Dataset
________________________________________

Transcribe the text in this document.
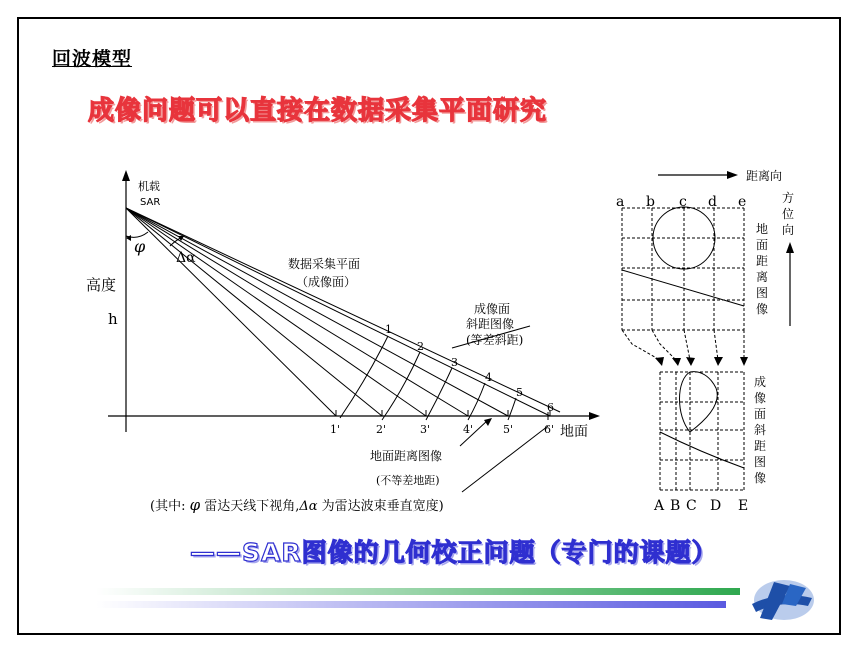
回波模型
成像问题可以直接在数据采集平面研究
——SAR图像的几何校正问题（专门的课题）
机载
SAR
φ
Δα
高度
h
数据采集平面
（成像面）
成像面
斜距图像
(等差斜距)
地面
地面距离图像
(不等差地距)
1
2
3
4
5
6
1'	2'	3'	4'	5'	6'
(其中: φ 雷达天线下视角,Δα 为雷达波束垂直宽度)
距离向
方
位
向
a b c d e
地
面
距
离
图
像
A B C D E
成
像
面
斜
距
图
像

________________________________________

What you will do
The records above must be printed exactly; the pictures stay out.

Finished answer
Transcribe the text in this document.
回波模型
成像问题可以直接在数据采集平面研究
——SAR图像的几何校正问题（专门的课题）
机载
SAR
φ
Δα
高度
h
数据采集平面
（成像面）
成像面
斜距图像
(等差斜距)
地面
地面距离图像
(不等差地距)
1
2
3
4
5
6
1'	2'	3'	4'	5'	6'
(其中: φ 雷达天线下视角,Δα 为雷达波束垂直宽度)
距离向
方
位
向
a b c d e
地
面
距
离
图
像
A B C D E
成
像
面
斜
距
图
像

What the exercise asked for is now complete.